- **Directions**
Across the entries below, how many lines contain the word "earliest"? Give the number alone.

- **Input records**
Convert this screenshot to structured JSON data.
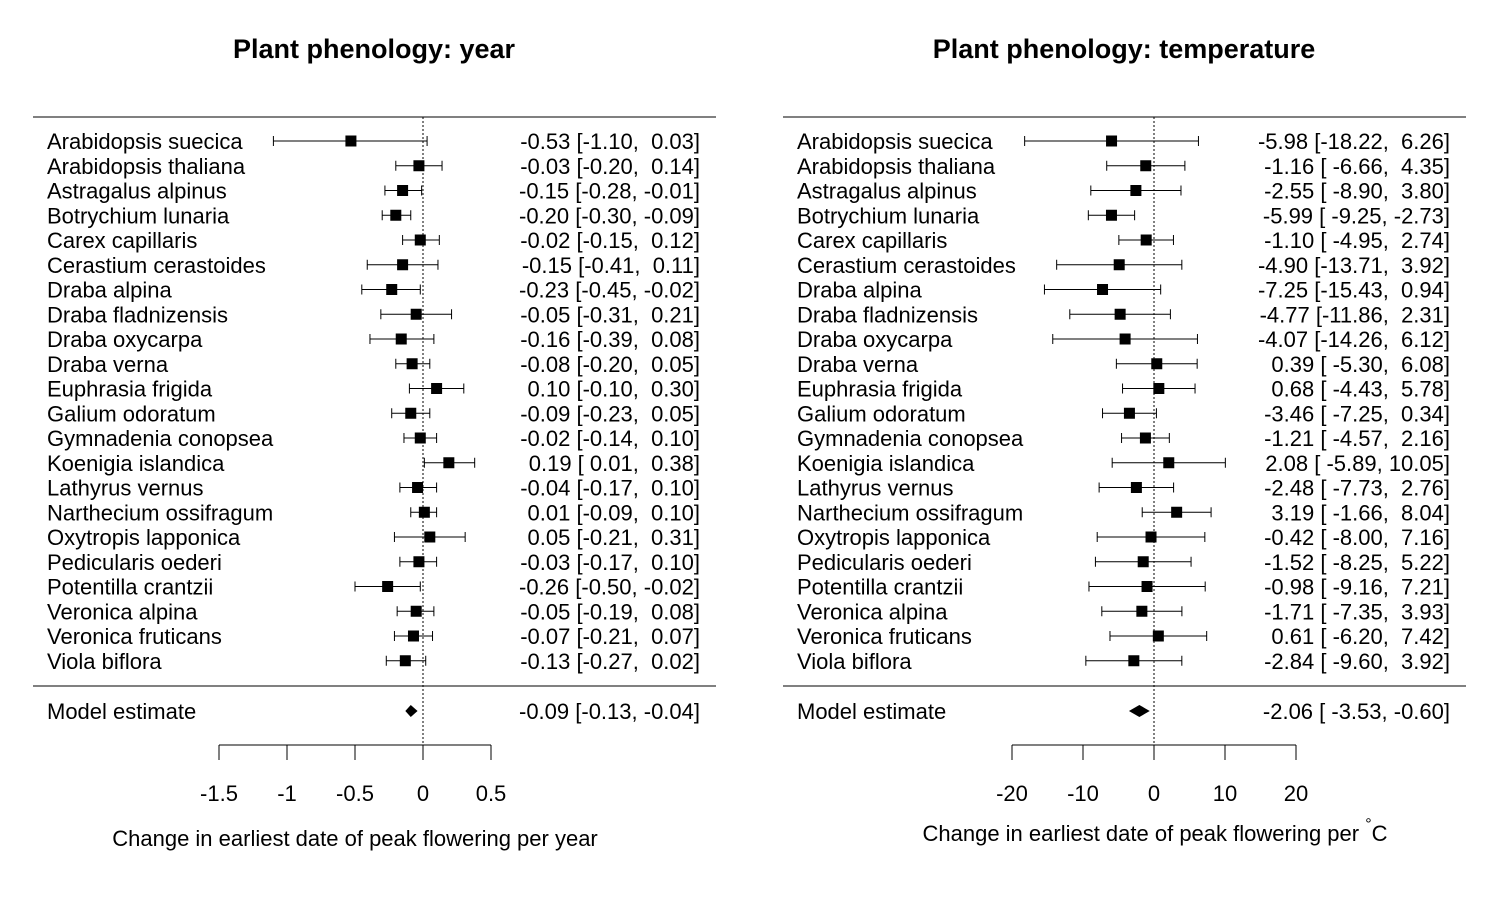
{
  "chart_data": [
    {
      "type": "forest",
      "title": "Plant phenology: year",
      "xlabel": "Change in earliest date of peak flowering per year",
      "xlim": [
        -1.5,
        0.5
      ],
      "ticks": [
        "-1.5",
        "-1",
        "-0.5",
        "0",
        "0.5"
      ],
      "reference_line": 0,
      "studies": [
        {
          "name": "Arabidopsis suecica",
          "est": -0.53,
          "lo": -1.1,
          "hi": 0.03,
          "label": "-0.53 [-1.10,  0.03]"
        },
        {
          "name": "Arabidopsis thaliana",
          "est": -0.03,
          "lo": -0.2,
          "hi": 0.14,
          "label": "-0.03 [-0.20,  0.14]"
        },
        {
          "name": "Astragalus alpinus",
          "est": -0.15,
          "lo": -0.28,
          "hi": -0.01,
          "label": "-0.15 [-0.28, -0.01]"
        },
        {
          "name": "Botrychium lunaria",
          "est": -0.2,
          "lo": -0.3,
          "hi": -0.09,
          "label": "-0.20 [-0.30, -0.09]"
        },
        {
          "name": "Carex capillaris",
          "est": -0.02,
          "lo": -0.15,
          "hi": 0.12,
          "label": "-0.02 [-0.15,  0.12]"
        },
        {
          "name": "Cerastium cerastoides",
          "est": -0.15,
          "lo": -0.41,
          "hi": 0.11,
          "label": "-0.15 [-0.41,  0.11]"
        },
        {
          "name": "Draba alpina",
          "est": -0.23,
          "lo": -0.45,
          "hi": -0.02,
          "label": "-0.23 [-0.45, -0.02]"
        },
        {
          "name": "Draba fladnizensis",
          "est": -0.05,
          "lo": -0.31,
          "hi": 0.21,
          "label": "-0.05 [-0.31,  0.21]"
        },
        {
          "name": "Draba oxycarpa",
          "est": -0.16,
          "lo": -0.39,
          "hi": 0.08,
          "label": "-0.16 [-0.39,  0.08]"
        },
        {
          "name": "Draba verna",
          "est": -0.08,
          "lo": -0.2,
          "hi": 0.05,
          "label": "-0.08 [-0.20,  0.05]"
        },
        {
          "name": "Euphrasia frigida",
          "est": 0.1,
          "lo": -0.1,
          "hi": 0.3,
          "label": " 0.10 [-0.10,  0.30]"
        },
        {
          "name": "Galium odoratum",
          "est": -0.09,
          "lo": -0.23,
          "hi": 0.05,
          "label": "-0.09 [-0.23,  0.05]"
        },
        {
          "name": "Gymnadenia conopsea",
          "est": -0.02,
          "lo": -0.14,
          "hi": 0.1,
          "label": "-0.02 [-0.14,  0.10]"
        },
        {
          "name": "Koenigia islandica",
          "est": 0.19,
          "lo": 0.01,
          "hi": 0.38,
          "label": " 0.19 [ 0.01,  0.38]"
        },
        {
          "name": "Lathyrus vernus",
          "est": -0.04,
          "lo": -0.17,
          "hi": 0.1,
          "label": "-0.04 [-0.17,  0.10]"
        },
        {
          "name": "Narthecium ossifragum",
          "est": 0.01,
          "lo": -0.09,
          "hi": 0.1,
          "label": " 0.01 [-0.09,  0.10]"
        },
        {
          "name": "Oxytropis lapponica",
          "est": 0.05,
          "lo": -0.21,
          "hi": 0.31,
          "label": " 0.05 [-0.21,  0.31]"
        },
        {
          "name": "Pedicularis oederi",
          "est": -0.03,
          "lo": -0.17,
          "hi": 0.1,
          "label": "-0.03 [-0.17,  0.10]"
        },
        {
          "name": "Potentilla crantzii",
          "est": -0.26,
          "lo": -0.5,
          "hi": -0.02,
          "label": "-0.26 [-0.50, -0.02]"
        },
        {
          "name": "Veronica alpina",
          "est": -0.05,
          "lo": -0.19,
          "hi": 0.08,
          "label": "-0.05 [-0.19,  0.08]"
        },
        {
          "name": "Veronica fruticans",
          "est": -0.07,
          "lo": -0.21,
          "hi": 0.07,
          "label": "-0.07 [-0.21,  0.07]"
        },
        {
          "name": "Viola biflora",
          "est": -0.13,
          "lo": -0.27,
          "hi": 0.02,
          "label": "-0.13 [-0.27,  0.02]"
        }
      ],
      "summary": {
        "name": "Model estimate",
        "est": -0.09,
        "lo": -0.13,
        "hi": -0.04,
        "label": "-0.09 [-0.13, -0.04]"
      }
    },
    {
      "type": "forest",
      "title": "Plant phenology: temperature",
      "xlabel": "Change in earliest date of peak flowering per ",
      "xlabel_sup": "°",
      "xlabel_tail": "C",
      "xlim": [
        -20,
        20
      ],
      "ticks": [
        "-20",
        "-10",
        "0",
        "10",
        "20"
      ],
      "reference_line": 0,
      "studies": [
        {
          "name": "Arabidopsis suecica",
          "est": -5.98,
          "lo": -18.22,
          "hi": 6.26,
          "label": "-5.98 [-18.22,  6.26]"
        },
        {
          "name": "Arabidopsis thaliana",
          "est": -1.16,
          "lo": -6.66,
          "hi": 4.35,
          "label": "-1.16 [ -6.66,  4.35]"
        },
        {
          "name": "Astragalus alpinus",
          "est": -2.55,
          "lo": -8.9,
          "hi": 3.8,
          "label": "-2.55 [ -8.90,  3.80]"
        },
        {
          "name": "Botrychium lunaria",
          "est": -5.99,
          "lo": -9.25,
          "hi": -2.73,
          "label": "-5.99 [ -9.25, -2.73]"
        },
        {
          "name": "Carex capillaris",
          "est": -1.1,
          "lo": -4.95,
          "hi": 2.74,
          "label": "-1.10 [ -4.95,  2.74]"
        },
        {
          "name": "Cerastium cerastoides",
          "est": -4.9,
          "lo": -13.71,
          "hi": 3.92,
          "label": "-4.90 [-13.71,  3.92]"
        },
        {
          "name": "Draba alpina",
          "est": -7.25,
          "lo": -15.43,
          "hi": 0.94,
          "label": "-7.25 [-15.43,  0.94]"
        },
        {
          "name": "Draba fladnizensis",
          "est": -4.77,
          "lo": -11.86,
          "hi": 2.31,
          "label": "-4.77 [-11.86,  2.31]"
        },
        {
          "name": "Draba oxycarpa",
          "est": -4.07,
          "lo": -14.26,
          "hi": 6.12,
          "label": "-4.07 [-14.26,  6.12]"
        },
        {
          "name": "Draba verna",
          "est": 0.39,
          "lo": -5.3,
          "hi": 6.08,
          "label": " 0.39 [ -5.30,  6.08]"
        },
        {
          "name": "Euphrasia frigida",
          "est": 0.68,
          "lo": -4.43,
          "hi": 5.78,
          "label": " 0.68 [ -4.43,  5.78]"
        },
        {
          "name": "Galium odoratum",
          "est": -3.46,
          "lo": -7.25,
          "hi": 0.34,
          "label": "-3.46 [ -7.25,  0.34]"
        },
        {
          "name": "Gymnadenia conopsea",
          "est": -1.21,
          "lo": -4.57,
          "hi": 2.16,
          "label": "-1.21 [ -4.57,  2.16]"
        },
        {
          "name": "Koenigia islandica",
          "est": 2.08,
          "lo": -5.89,
          "hi": 10.05,
          "label": " 2.08 [ -5.89, 10.05]"
        },
        {
          "name": "Lathyrus vernus",
          "est": -2.48,
          "lo": -7.73,
          "hi": 2.76,
          "label": "-2.48 [ -7.73,  2.76]"
        },
        {
          "name": "Narthecium ossifragum",
          "est": 3.19,
          "lo": -1.66,
          "hi": 8.04,
          "label": " 3.19 [ -1.66,  8.04]"
        },
        {
          "name": "Oxytropis lapponica",
          "est": -0.42,
          "lo": -8.0,
          "hi": 7.16,
          "label": "-0.42 [ -8.00,  7.16]"
        },
        {
          "name": "Pedicularis oederi",
          "est": -1.52,
          "lo": -8.25,
          "hi": 5.22,
          "label": "-1.52 [ -8.25,  5.22]"
        },
        {
          "name": "Potentilla crantzii",
          "est": -0.98,
          "lo": -9.16,
          "hi": 7.21,
          "label": "-0.98 [ -9.16,  7.21]"
        },
        {
          "name": "Veronica alpina",
          "est": -1.71,
          "lo": -7.35,
          "hi": 3.93,
          "label": "-1.71 [ -7.35,  3.93]"
        },
        {
          "name": "Veronica fruticans",
          "est": 0.61,
          "lo": -6.2,
          "hi": 7.42,
          "label": " 0.61 [ -6.20,  7.42]"
        },
        {
          "name": "Viola biflora",
          "est": -2.84,
          "lo": -9.6,
          "hi": 3.92,
          "label": "-2.84 [ -9.60,  3.92]"
        }
      ],
      "summary": {
        "name": "Model estimate",
        "est": -2.06,
        "lo": -3.53,
        "hi": -0.6,
        "label": "-2.06 [ -3.53, -0.60]"
      }
    }
  ]
}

- **Written response**
2